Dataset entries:
───

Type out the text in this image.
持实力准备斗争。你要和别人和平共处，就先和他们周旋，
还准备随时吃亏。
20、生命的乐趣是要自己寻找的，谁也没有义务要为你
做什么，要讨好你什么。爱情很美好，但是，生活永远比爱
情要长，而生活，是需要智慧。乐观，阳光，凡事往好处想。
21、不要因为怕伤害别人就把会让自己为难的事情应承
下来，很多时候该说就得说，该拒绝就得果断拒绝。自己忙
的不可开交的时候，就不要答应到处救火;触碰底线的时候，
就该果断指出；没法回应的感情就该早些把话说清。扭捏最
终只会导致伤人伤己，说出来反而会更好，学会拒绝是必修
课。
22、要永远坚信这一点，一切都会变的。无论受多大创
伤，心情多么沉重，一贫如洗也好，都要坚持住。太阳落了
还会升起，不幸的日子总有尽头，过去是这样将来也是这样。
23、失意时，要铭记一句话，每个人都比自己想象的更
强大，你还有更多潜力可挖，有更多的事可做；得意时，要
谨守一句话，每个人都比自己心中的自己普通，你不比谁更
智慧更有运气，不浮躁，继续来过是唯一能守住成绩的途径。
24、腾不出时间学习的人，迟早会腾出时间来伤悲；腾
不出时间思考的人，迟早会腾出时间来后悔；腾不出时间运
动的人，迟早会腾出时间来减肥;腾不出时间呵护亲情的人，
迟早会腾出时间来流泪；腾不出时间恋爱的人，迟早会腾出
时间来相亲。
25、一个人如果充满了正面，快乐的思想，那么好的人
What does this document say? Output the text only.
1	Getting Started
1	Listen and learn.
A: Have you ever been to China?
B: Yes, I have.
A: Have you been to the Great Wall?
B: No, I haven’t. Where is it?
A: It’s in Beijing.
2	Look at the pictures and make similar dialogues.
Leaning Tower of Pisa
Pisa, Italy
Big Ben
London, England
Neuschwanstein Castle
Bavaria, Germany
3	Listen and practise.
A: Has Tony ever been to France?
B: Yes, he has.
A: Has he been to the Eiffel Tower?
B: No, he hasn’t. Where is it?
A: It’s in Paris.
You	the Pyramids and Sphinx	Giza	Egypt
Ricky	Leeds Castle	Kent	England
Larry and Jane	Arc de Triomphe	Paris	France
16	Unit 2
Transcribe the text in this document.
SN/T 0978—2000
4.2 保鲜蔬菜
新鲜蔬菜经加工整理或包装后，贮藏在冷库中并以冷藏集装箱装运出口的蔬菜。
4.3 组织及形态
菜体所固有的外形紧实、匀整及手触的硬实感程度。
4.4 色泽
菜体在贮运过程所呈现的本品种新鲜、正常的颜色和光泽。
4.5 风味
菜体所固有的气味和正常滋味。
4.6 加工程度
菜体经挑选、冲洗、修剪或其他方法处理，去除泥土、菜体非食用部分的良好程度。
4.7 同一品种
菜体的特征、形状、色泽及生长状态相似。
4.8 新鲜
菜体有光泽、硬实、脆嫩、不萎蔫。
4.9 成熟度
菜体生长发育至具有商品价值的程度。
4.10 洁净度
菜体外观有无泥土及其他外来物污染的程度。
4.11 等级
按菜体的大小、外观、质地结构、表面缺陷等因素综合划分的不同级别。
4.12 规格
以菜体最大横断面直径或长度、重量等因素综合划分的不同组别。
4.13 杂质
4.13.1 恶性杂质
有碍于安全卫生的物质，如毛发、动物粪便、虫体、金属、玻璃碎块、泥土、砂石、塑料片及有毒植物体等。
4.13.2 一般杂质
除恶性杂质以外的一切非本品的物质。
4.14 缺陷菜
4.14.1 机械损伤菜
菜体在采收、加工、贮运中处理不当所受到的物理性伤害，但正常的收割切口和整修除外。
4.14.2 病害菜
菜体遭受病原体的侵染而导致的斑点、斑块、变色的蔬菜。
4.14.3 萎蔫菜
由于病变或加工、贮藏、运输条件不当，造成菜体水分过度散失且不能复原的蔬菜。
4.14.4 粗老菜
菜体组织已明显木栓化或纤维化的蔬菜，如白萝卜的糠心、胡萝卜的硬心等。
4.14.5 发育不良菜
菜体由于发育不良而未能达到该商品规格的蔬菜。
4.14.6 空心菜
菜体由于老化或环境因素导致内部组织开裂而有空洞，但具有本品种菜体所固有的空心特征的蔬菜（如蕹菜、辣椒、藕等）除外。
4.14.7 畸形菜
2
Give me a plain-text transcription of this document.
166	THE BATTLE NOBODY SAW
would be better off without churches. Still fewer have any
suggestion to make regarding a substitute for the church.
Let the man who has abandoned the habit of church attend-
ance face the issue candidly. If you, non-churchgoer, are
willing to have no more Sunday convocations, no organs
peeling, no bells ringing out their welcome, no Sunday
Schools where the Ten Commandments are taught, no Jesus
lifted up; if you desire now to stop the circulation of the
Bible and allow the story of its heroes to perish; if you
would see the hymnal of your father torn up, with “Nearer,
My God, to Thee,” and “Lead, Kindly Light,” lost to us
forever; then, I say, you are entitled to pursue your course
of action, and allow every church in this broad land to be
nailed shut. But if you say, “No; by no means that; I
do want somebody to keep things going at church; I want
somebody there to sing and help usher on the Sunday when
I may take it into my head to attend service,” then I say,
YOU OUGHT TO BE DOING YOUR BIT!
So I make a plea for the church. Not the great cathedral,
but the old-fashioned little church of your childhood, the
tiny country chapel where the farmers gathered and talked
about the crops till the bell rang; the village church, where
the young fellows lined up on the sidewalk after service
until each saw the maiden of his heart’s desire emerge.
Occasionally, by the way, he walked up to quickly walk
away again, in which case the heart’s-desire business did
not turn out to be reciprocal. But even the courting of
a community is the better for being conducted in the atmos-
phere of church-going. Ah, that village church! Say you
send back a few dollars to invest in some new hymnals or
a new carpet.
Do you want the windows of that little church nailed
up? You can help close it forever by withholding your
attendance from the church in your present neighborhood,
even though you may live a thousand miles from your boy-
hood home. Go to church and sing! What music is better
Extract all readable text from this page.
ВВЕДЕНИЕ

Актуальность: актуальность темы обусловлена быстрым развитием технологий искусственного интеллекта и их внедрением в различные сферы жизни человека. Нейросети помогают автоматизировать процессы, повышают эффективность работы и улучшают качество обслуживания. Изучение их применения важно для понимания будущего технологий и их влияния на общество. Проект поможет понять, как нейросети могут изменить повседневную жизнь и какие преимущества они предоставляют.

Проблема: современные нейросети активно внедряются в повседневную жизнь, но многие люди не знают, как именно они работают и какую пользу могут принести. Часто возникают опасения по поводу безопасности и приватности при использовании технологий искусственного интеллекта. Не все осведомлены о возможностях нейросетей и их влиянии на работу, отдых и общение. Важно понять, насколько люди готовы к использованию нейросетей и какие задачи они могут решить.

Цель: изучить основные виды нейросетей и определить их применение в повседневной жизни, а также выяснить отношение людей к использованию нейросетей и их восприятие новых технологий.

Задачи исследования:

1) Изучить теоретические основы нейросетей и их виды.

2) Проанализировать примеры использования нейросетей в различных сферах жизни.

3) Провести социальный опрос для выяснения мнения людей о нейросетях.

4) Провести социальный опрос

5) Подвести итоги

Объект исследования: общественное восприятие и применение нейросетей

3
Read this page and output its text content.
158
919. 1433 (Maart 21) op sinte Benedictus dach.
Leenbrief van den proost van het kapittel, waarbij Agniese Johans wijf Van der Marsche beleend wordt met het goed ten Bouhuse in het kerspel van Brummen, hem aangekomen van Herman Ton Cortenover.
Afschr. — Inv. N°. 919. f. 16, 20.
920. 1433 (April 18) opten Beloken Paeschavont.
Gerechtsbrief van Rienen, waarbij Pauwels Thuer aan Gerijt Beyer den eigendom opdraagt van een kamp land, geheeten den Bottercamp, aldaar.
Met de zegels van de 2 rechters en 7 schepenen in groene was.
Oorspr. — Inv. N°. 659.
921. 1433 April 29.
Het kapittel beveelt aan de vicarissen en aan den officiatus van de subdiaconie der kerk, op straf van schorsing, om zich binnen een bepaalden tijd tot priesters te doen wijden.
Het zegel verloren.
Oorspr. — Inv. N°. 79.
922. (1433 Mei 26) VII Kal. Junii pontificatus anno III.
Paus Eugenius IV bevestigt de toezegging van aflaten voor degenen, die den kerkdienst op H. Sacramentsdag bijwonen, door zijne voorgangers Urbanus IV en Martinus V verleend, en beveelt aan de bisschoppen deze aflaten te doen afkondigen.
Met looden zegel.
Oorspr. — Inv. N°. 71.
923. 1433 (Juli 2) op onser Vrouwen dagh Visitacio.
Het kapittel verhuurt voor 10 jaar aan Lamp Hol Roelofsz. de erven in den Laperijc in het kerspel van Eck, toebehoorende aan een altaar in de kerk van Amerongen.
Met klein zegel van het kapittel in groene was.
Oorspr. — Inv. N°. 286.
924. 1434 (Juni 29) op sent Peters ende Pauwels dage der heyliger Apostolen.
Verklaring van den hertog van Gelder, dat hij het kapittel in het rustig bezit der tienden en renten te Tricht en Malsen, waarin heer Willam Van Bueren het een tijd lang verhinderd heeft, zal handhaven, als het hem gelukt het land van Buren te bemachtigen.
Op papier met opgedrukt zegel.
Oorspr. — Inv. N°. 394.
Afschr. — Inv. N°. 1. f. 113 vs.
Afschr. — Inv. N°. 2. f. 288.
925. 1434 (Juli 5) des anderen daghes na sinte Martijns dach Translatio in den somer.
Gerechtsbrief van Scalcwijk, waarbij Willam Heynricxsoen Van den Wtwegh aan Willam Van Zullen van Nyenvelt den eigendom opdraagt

───

§ Given request: Look through the entries above and report each line where the string "жизнь" occurs.

§ Reply to the exercise:
Актуальность: актуальность темы обусловлена быстрым развитием технологий искусственного интеллекта и их внедрением в различные сферы жизни человека. Нейросети помогают автоматизировать процессы, повышают эффективность работы и улучшают качество обслуживания. Изучение их применения важно для понимания будущего технологий и их влияния на общество. Проект поможет понять, как нейросети могут изменить повседневную жизнь и какие преимущества они предоставляют.
Проблема: современные нейросети активно внедряются в повседневную жизнь, но многие люди не знают, как именно они работают и какую пользу могут принести. Часто возникают опасения по поводу безопасности и приватности при использовании технологий искусственного интеллекта. Не все осведомлены о возможностях нейросетей и их влиянии на работу, отдых и общение. Важно понять, насколько люди готовы к использованию нейросетей и какие задачи они могут решить.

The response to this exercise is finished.